- _What you should do_:
Scan the lines below for "field" and copy the matches.

- _Provided data_:

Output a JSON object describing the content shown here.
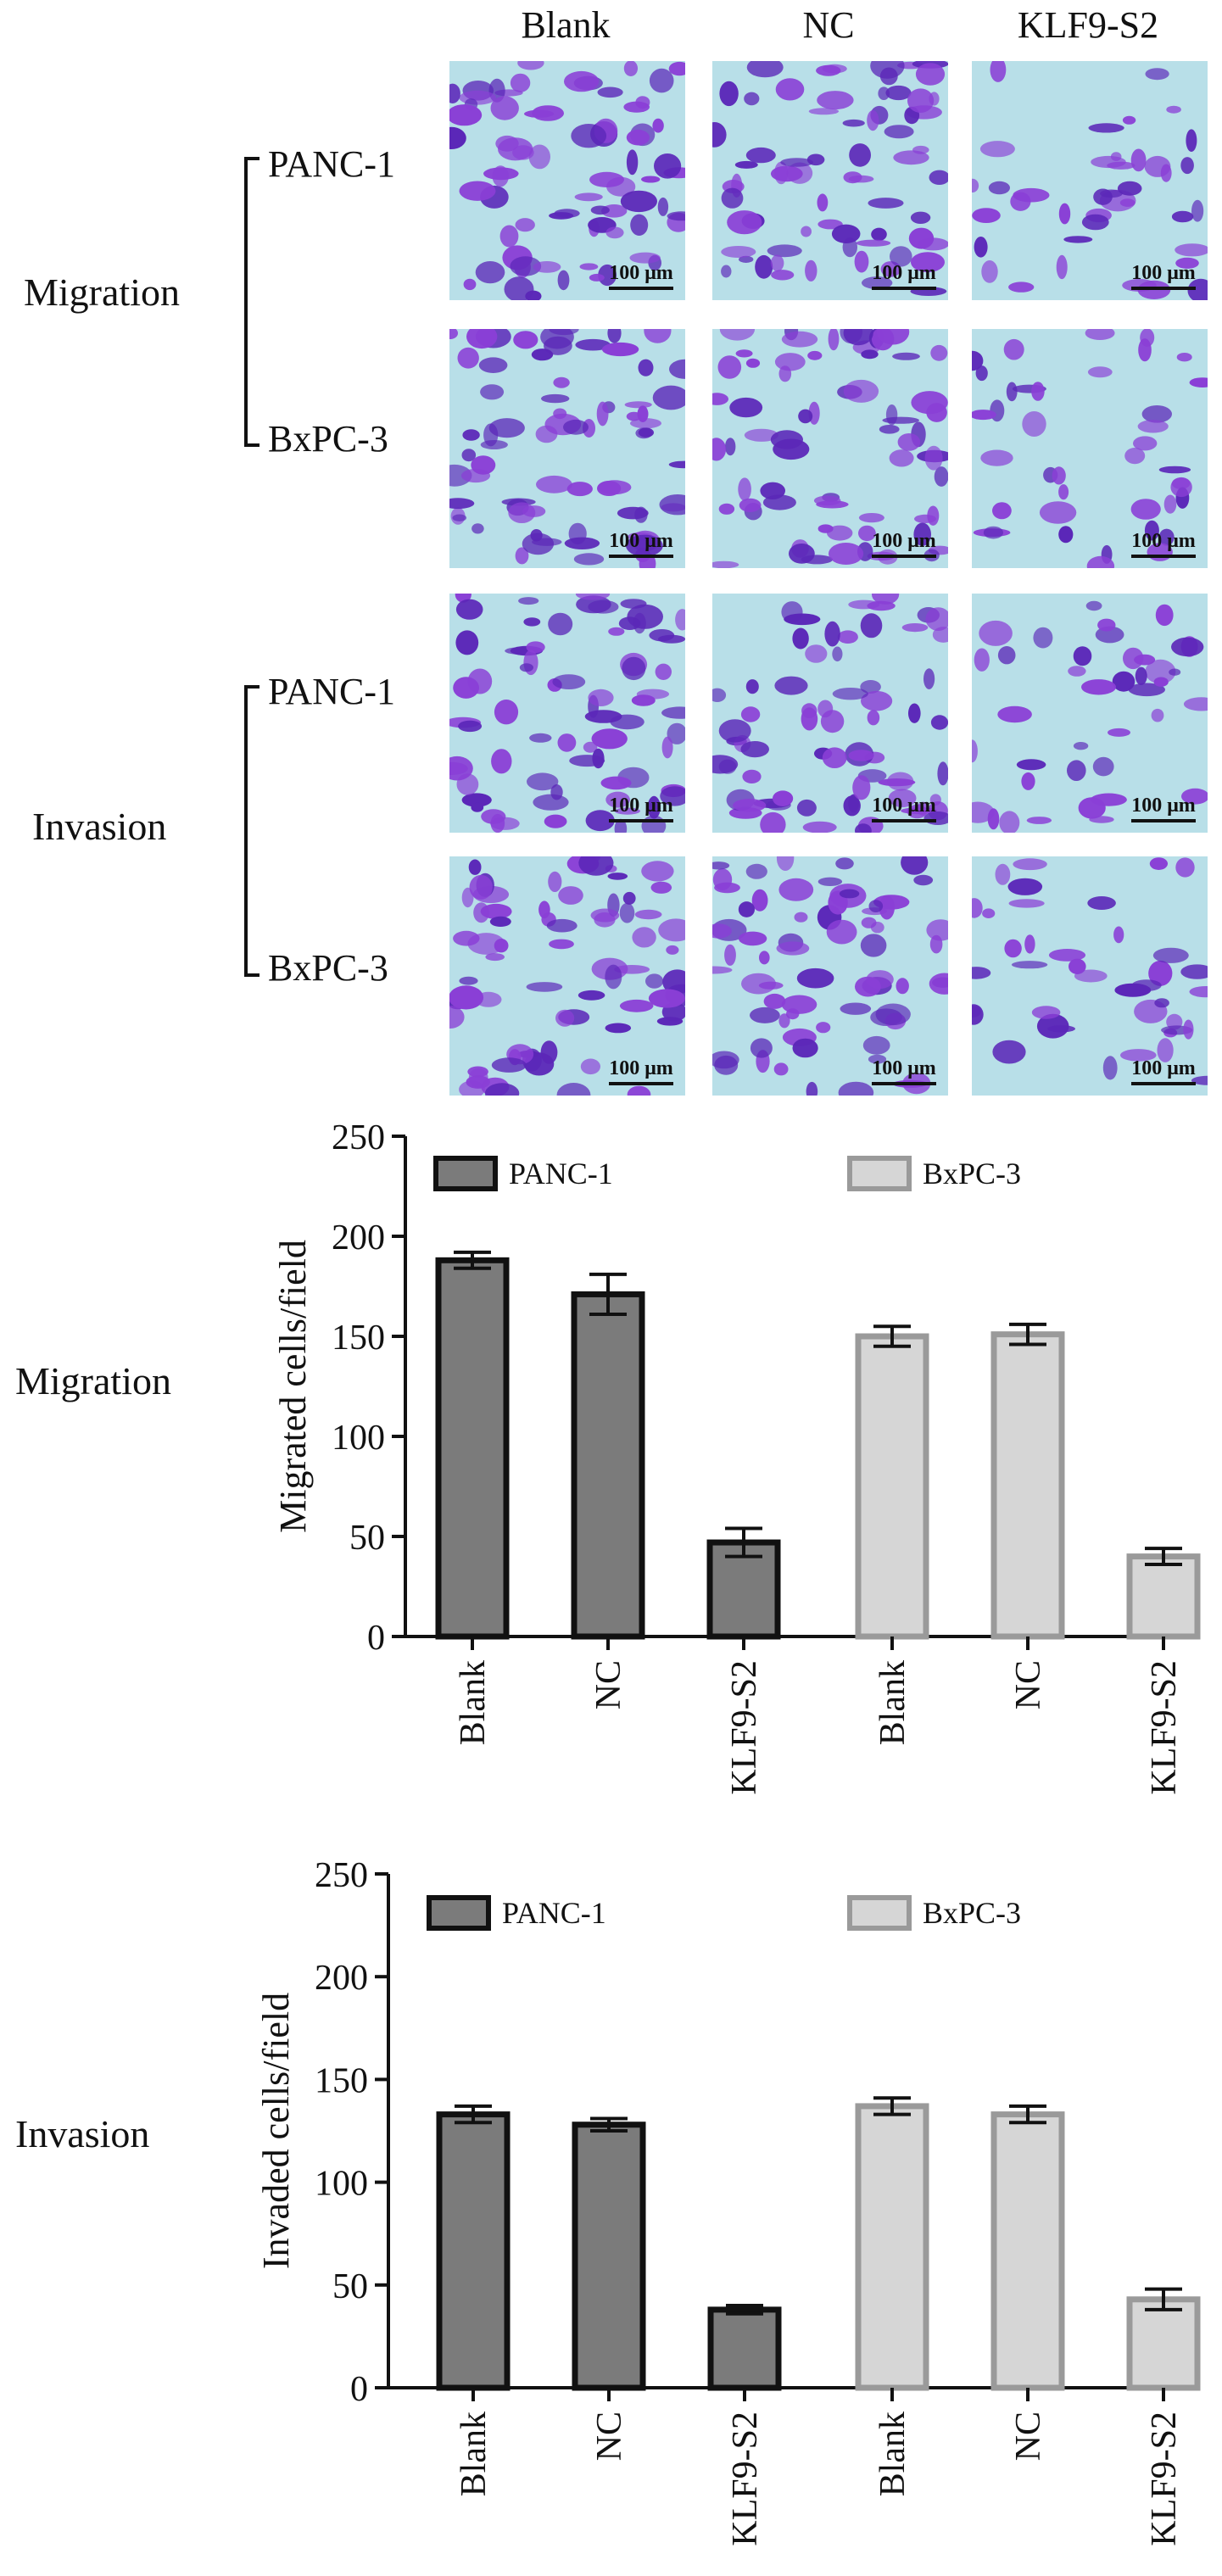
{
  "micrographs": {
    "columns": [
      "Blank",
      "NC",
      "KLF9-S2"
    ],
    "groups": [
      {
        "label": "Migration",
        "rows": [
          "PANC-1",
          "BxPC-3"
        ]
      },
      {
        "label": "Invasion",
        "rows": [
          "PANC-1",
          "BxPC-3"
        ]
      }
    ],
    "scale_bar": "100 μm",
    "stain_colors": {
      "background": "#b8dfe8",
      "cells": "#8a3fd6",
      "dark_cells": "#5b27b8"
    }
  },
  "panel_labels": [
    "Migration",
    "Invasion"
  ],
  "colors": {
    "panc1_fill": "#7b7b7b",
    "panc1_stroke": "#111111",
    "bxpc3_fill": "#d6d6d6",
    "bxpc3_stroke": "#9a9a9a"
  },
  "chart_data": [
    {
      "type": "bar",
      "ylabel": "Migrated cells/field",
      "ylim": [
        0,
        250
      ],
      "yticks": [
        0,
        50,
        100,
        150,
        200,
        250
      ],
      "categories": [
        "Blank",
        "NC",
        "KLF9-S2"
      ],
      "series": [
        {
          "name": "PANC-1",
          "values": [
            188,
            171,
            47
          ],
          "errors": [
            4,
            10,
            7
          ]
        },
        {
          "name": "BxPC-3",
          "values": [
            150,
            151,
            40
          ],
          "errors": [
            5,
            5,
            4
          ]
        }
      ],
      "legend": "top"
    },
    {
      "type": "bar",
      "ylabel": "Invaded cells/field",
      "ylim": [
        0,
        250
      ],
      "yticks": [
        0,
        50,
        100,
        150,
        200,
        250
      ],
      "categories": [
        "Blank",
        "NC",
        "KLF9-S2"
      ],
      "series": [
        {
          "name": "PANC-1",
          "values": [
            133,
            128,
            38
          ],
          "errors": [
            4,
            3,
            2
          ]
        },
        {
          "name": "BxPC-3",
          "values": [
            137,
            133,
            43
          ],
          "errors": [
            4,
            4,
            5
          ]
        }
      ],
      "legend": "top"
    }
  ]
}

- _Task response_:
      "ylabel": "Migrated cells/field",
      "ylabel": "Invaded cells/field",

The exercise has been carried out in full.